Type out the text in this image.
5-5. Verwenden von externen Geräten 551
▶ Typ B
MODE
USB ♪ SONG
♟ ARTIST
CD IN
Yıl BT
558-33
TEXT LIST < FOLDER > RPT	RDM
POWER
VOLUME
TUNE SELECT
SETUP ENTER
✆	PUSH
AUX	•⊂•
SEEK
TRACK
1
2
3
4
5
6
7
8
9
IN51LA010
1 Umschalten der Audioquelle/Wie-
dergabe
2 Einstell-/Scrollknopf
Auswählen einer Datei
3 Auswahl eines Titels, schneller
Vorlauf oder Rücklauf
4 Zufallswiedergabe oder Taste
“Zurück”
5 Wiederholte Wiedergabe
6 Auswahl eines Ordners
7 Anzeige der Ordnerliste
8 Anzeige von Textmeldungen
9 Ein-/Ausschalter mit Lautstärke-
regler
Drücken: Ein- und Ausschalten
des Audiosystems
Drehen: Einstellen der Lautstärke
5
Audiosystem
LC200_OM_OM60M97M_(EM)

========================================================================

Written problem:
Quote every record above exactly.

Answer to the problem:
Type out the text in this image.
5-5. Verwenden von externen Geräten 551
▶ Typ B
MODE
USB ♪ SONG
♟ ARTIST
CD IN
Yıl BT
558-33
TEXT LIST < FOLDER > RPT	RDM
POWER
VOLUME
TUNE SELECT
SETUP ENTER
✆	PUSH
AUX	•⊂•
SEEK
TRACK
1
2
3
4
5
6
7
8
9
IN51LA010
1 Umschalten der Audioquelle/Wie-
dergabe
2 Einstell-/Scrollknopf
Auswählen einer Datei
3 Auswahl eines Titels, schneller
Vorlauf oder Rücklauf
4 Zufallswiedergabe oder Taste
“Zurück”
5 Wiederholte Wiedergabe
6 Auswahl eines Ordners
7 Anzeige der Ordnerliste
8 Anzeige von Textmeldungen
9 Ein-/Ausschalter mit Lautstärke-
regler
Drücken: Ein- und Ausschalten
des Audiosystems
Drehen: Einstellen der Lautstärke
5
Audiosystem
LC200_OM_OM60M97M_(EM)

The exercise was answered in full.